— Selected passage —
Although new understandings of the Black American religious landscape have developed in recent years, still the words of Charles Long hold relevance some twenty-five years after they were first published. Long suggests that "what we have in fact are two kinds of studies: those arising from the social sciences, and an explicitly theological apologetic tradition." He continues: "This limitation of methodological perspectives has led to a narrowness of understanding and the failure to perceive certain creative possibilities in the black community in America."6 The efforts of this explicitly theological apologetic tradition are limited to the Christian context and apologies for the liberative content of the Gospel message. The dilemma most relevant to my argument caused by this apologetic theology is the manner in which its hegemonic tone deadens the complexity of Black religious experience. Other less visible aspects of Black religious life are ignored or marginalized because they threatened the ideological stability of the Church and by extension the thinkers who seek its sanction.7 The words of religious studies scholar Joseph Washington point to this assumed ontological link between African Americans and Black Christian churches. He writes:

  • In the beginning was the black church, and the black church was with the black community, and the black church was the black community. The black church was in the beginning with the black people; all things were made through the black church, and without the black church was not anything made that was made. In the black church was life; and the life was the light of the black people.8

Washington’s comment, tied in tone and form to Christian scripture, too intimately links together African American collective life and one form of religious conduct. By extension, if one is black, one is Christian; hence embracing other forms of religious experience place one outside the recognized borders of the Black family. This is problematic and should give pause, particularly for African American humanists who are excluded by such unfounded assertions. In part, the problem is one of definitions.

In earlier discussions, I have made use of Paul Tillich’s dynamic notions of ultimate orientation and ultimate concern to define religion in more useful ways. However, Tillich’s work assumes a singularity that does not fully capture my sense of religious diversity. To better express my sense of religious plurality, I now make use of Gordon Kaufman’s recent work. Simply put, religion is that which provides orientation or direction for human life, "for life in the world, together with motivation for living and acting in accordance with this orientation—that is, would gain, and gradually formulate, a sense of the meaning of human existence."9 In terms of praxis or movement through the maze of life (e.g., the problem of evil), religion helps individuals and groups live in beneficial ways, in light of life-altering (hence theological) questions that are not easily addressed through skills and resources associated with the patterns of actions learnt and acted out from infancy through adulthood.10 Through the ritual structures and symbolic sources provided in various religions, humans give their thought and actions meaning. Therefore, religion at its core is a process of meaning making. As a note of clarification, I am not suggesting that this orientation moves us toward the "sacred" as it is conceived in traditional ways. Instead, this is orientation toward "reality" conceived in very broad and general ways. Because of this framework, both "theistic" and "non-theistic" forms of religious expression and experience constitute religion because religion, simply understood, spreads beyond the traditional boundaries of Christian formations. In short, religion entails "underlying resources of meaning and ritual that inform and fund the ongoing living and dying in a culture as a whole."11 With religion so conceived, there is no need for religious traditions to fight for supremacy because the needs of various human communities are complex and varied enough to allow for a plurality of religious traditions. One tradition does not "replace" others. Instead each contributes to the diversity that characterizes the religious terrain of the United States.

(Stored items)
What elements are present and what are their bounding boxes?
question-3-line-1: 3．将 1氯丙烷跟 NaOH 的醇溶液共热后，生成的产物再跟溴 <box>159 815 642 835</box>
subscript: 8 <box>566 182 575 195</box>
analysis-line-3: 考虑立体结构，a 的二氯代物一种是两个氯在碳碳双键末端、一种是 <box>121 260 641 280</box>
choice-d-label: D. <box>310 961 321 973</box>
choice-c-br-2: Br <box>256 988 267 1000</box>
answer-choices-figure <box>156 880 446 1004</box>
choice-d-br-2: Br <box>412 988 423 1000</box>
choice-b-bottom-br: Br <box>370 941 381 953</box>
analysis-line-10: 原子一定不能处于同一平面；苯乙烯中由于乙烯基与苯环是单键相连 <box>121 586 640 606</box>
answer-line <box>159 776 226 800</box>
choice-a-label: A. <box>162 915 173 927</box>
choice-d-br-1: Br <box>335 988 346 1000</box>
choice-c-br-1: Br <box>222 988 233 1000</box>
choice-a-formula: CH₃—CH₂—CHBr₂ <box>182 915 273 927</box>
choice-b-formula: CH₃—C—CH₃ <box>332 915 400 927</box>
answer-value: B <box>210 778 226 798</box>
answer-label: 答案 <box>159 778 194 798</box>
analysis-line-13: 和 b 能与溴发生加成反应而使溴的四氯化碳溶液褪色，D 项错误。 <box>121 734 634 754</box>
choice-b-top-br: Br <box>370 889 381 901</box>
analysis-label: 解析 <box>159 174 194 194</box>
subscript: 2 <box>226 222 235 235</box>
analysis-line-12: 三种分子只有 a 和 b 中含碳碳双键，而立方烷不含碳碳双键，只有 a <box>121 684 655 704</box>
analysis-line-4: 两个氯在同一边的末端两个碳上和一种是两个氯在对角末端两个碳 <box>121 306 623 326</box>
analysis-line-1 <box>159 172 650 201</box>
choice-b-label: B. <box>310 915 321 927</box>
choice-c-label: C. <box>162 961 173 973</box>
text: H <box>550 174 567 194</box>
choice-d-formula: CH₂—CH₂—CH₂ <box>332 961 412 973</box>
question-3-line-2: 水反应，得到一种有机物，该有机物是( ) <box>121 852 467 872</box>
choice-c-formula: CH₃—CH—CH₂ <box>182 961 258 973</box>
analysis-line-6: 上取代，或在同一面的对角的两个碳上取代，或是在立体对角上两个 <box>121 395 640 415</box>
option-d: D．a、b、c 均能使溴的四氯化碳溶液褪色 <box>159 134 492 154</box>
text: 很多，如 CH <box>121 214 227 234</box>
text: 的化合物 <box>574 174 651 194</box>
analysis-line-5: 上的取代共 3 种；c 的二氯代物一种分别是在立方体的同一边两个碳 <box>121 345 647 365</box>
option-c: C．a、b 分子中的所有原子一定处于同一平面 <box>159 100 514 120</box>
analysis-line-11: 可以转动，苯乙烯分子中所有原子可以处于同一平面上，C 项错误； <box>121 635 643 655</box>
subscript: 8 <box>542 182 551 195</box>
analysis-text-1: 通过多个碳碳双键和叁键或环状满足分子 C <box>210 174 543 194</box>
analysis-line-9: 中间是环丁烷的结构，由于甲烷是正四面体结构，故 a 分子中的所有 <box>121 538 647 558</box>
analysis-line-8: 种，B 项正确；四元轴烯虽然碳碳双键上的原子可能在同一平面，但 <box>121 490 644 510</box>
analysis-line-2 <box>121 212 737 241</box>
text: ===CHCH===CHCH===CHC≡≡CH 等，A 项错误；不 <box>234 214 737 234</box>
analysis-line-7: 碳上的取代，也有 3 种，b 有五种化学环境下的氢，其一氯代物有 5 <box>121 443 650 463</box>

— Exercise aim —
Reproduce the part of the passage on Black religious life that begins at the words "Washington’s comment, tied" and stops after "one of definitions.".

— Answer to this exercise —
Washington’s comment, tied in tone and form to Christian scripture, too intimately links together African American collective life and one form of religious conduct. By extension, if one is black, one is Christian; hence embracing other forms of religious experience place one outside the recognized borders of the Black family. This is problematic and should give pause, particularly for African American humanists who are excluded by such unfounded assertions. In part, the problem is one of definitions.